→ Task to carry out
Pull out every line of the listing below where "page" appears.

** Start of The data **

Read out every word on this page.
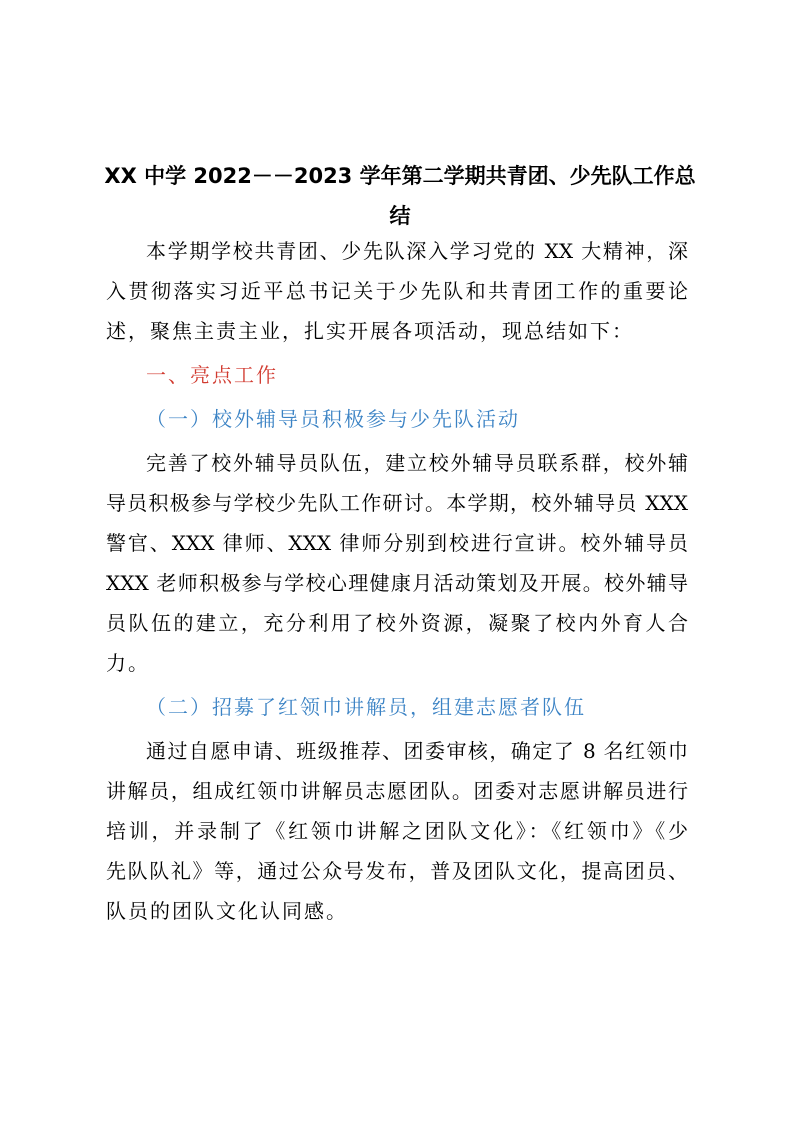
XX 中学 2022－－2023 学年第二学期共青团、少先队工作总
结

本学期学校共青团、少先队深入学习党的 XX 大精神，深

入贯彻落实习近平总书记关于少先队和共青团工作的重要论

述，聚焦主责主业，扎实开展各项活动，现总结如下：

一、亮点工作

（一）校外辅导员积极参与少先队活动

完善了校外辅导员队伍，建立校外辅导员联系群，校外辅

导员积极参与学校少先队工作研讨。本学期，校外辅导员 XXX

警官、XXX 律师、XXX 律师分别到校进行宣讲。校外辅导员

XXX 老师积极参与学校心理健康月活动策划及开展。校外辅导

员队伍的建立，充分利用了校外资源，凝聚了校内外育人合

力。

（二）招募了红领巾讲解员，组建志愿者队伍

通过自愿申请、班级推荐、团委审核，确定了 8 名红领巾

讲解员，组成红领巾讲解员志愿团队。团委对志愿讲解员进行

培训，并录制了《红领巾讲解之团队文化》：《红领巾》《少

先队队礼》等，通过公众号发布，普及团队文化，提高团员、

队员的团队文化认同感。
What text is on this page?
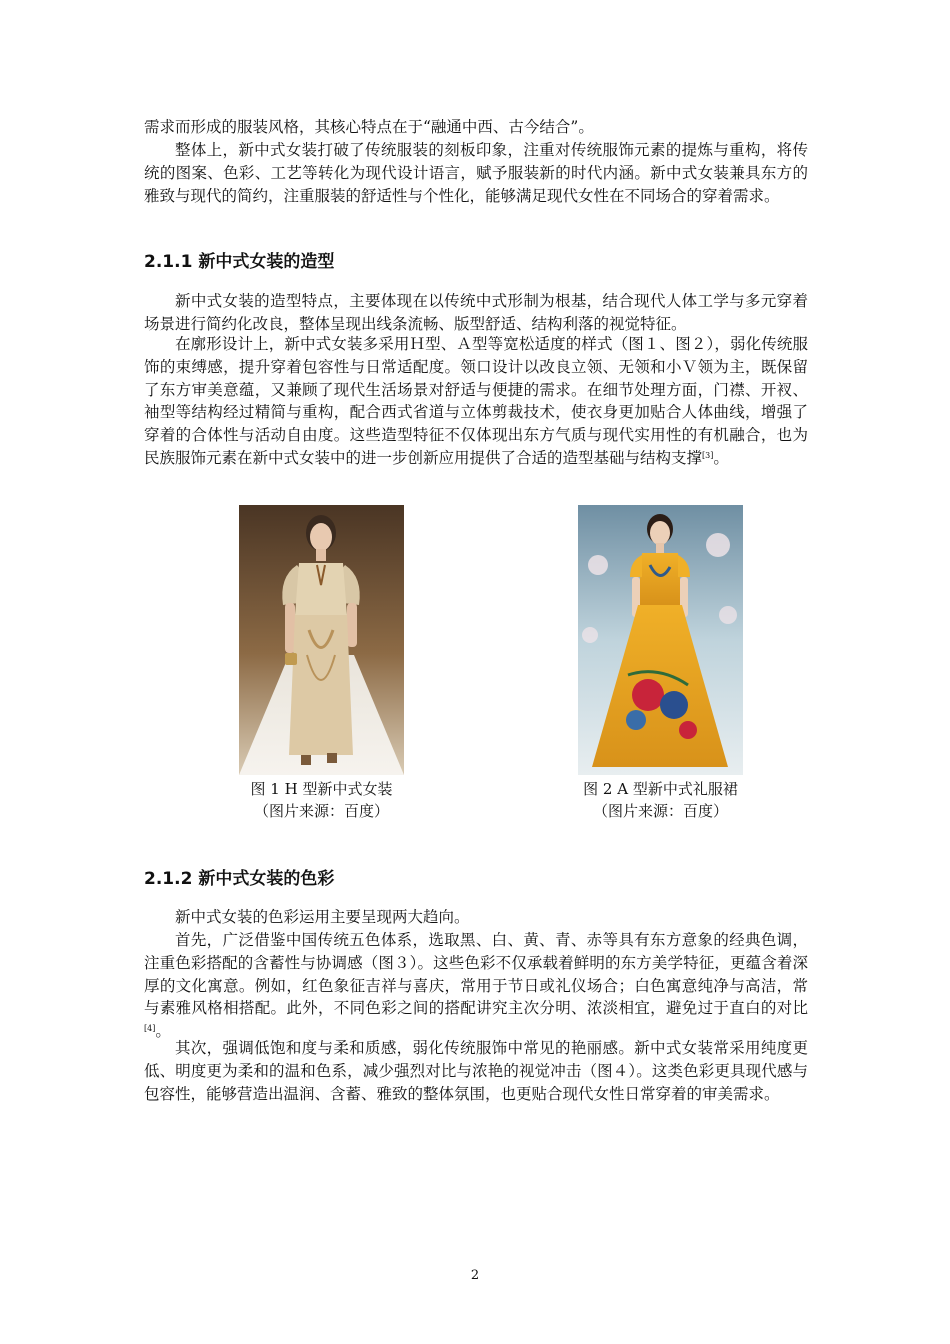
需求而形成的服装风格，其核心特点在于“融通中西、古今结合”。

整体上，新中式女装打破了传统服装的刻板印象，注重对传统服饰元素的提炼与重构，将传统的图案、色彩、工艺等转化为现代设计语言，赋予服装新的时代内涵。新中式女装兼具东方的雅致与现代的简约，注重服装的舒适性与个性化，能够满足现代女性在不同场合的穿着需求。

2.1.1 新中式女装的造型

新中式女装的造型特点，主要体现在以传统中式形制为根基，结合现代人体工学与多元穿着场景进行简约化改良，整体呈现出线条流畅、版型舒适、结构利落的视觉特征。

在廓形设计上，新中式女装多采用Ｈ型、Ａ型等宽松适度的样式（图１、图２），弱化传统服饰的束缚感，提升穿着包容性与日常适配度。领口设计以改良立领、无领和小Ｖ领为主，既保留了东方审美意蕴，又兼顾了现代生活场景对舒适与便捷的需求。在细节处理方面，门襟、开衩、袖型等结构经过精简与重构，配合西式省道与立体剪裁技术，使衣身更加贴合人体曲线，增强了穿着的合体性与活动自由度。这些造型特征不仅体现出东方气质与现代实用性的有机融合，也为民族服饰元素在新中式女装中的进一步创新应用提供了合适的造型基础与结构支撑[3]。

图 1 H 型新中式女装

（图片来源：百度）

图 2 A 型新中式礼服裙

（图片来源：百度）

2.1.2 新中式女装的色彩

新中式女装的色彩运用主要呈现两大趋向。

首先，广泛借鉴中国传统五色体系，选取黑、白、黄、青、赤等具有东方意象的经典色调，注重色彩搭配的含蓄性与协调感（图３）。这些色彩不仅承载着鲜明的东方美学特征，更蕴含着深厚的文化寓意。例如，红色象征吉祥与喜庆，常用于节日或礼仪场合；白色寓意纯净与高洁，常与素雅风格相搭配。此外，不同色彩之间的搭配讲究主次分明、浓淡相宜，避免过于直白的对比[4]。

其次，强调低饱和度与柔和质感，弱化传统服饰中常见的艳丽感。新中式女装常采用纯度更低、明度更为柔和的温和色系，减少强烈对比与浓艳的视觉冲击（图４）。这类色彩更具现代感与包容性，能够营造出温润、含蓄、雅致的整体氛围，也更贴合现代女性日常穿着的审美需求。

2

** End of The data **

→ Solved exercise
Read out every word on this page.
What text is on this page?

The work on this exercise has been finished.